### TAREA ASIGNADA A
Enumera los tipos de objeciones al apretón de manos que nombra el texto sobre el apretón de manos.
### TAREA ASIGNADA B
Continúa el texto sobre el apretón de manos a partir de su última oración.

Consideremos ahora las objeciones higiénicas. Los extranjeros en Shanghai, que dicen que nuestras monedas de cobre son depósitos de bacterias y no quieren tocarlas, piensan aparentemente que no hay nada de malo en dar la mano a Tom, Dick y Harry en la calle. Esto es en verdad ilógico, porque, ¿cómo se puede saber que Tom, Dick y Harry no han tocado esas monedas de las que escapan los demás como si fueran veneno? Lo peor es que a veces se ve a un hombre de aspecto tuberculoso que se cubre higiénicamente la boca con la mano mientras tose, y un instante después extiende la mano para estrechar amistosamente la de otra persona. En este sentido, nuestras costumbres celestiales son en verdad más científicas, porque en China cada uno se estrecha las manos propias. No sé cuál fue el origen de esta costumbre china, pero sus ventajas, desde el punto de vista médico o higiénico, no pueden ser negadas.
Existen también objeciones estéticas y románticas al apretón de manos. Cuando uno estira la mano, queda a merced de la otra persona, que está en libertad de estrecharla tanto como quiera y todo el tiempo que quiera. Como la mano es uno de los órganos más delicados y dúctiles del cuerpo, es posible efectuar todas las variedades posibles de presión. Se puede citar, primero, el apretón tipo Y. M. C. A.; esto ocurre cuando el otro nos palmea el hombro con una mano y nos da un violento sacudón con la otra, hasta que nos parece que nos están por saltar todas las coyunturas. En el caso de un secretario de la Y. M. C. A. que sea a la vez un buen jugador de cualquier deporte -y las dos cosas suelen darse juntas a menudo-, la víctima no sabe si reír o gritar. Junto a su manera francachona e imperativa, este tipo de apretón de manos parece decir: "Oiga, ahora está usted en mi poder. Tiene que comprarme una entrada para la próxima reunión o prometerme que se llevará un folleto, antes de que le suelte la mano." En tales circunstancias, siempre me muestro muy dispuesto a sacar la cartera.

### DATOS A EXAMINAR

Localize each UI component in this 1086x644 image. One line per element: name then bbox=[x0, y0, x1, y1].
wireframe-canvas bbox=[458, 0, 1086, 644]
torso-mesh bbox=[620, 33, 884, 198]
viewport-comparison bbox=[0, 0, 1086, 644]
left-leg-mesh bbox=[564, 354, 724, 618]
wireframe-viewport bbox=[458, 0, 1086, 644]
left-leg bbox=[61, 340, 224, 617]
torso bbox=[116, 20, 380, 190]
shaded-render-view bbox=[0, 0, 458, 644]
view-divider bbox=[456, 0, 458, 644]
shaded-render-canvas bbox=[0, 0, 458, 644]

### ESPACIO DE RESPUESTA A
Higiénicas, estéticas y románticas.

### ESPACIO DE RESPUESTA B
Si bajamos en esta escala, encontramos diferentes variedades de presión, desde el apretón indiferente, que ha perdido todo significado, hasta esa especie de apretón furtivo, trémulo, remiso, que indica que el dueño de la mano tiene miedo de la otra persona, y finalmente la elegante dama de sociedad que se digna ofrecer las puntitas de los dedos, en una forma que casi ordena mirarle las uñas pintadas. Todas las clases de relaciones humanas, pues, se reflejan en esta forma de contacto físico entre dos personas. Algunos novelistas pretenden poder decir el carácter que tiene un hombre por su tipo de apretón de manos, y distinguen las manos dominantes, las furtivas, las deshonestas y las débiles y pegajosas que nos causan instintiva repulsión. Yo deseo librarme de la preocupación de analizar el carácter moral de una persona cada vez que tengo que verla, o saber, por el grado de la presión de su mano, el aumento o disminución de su afecto por mí.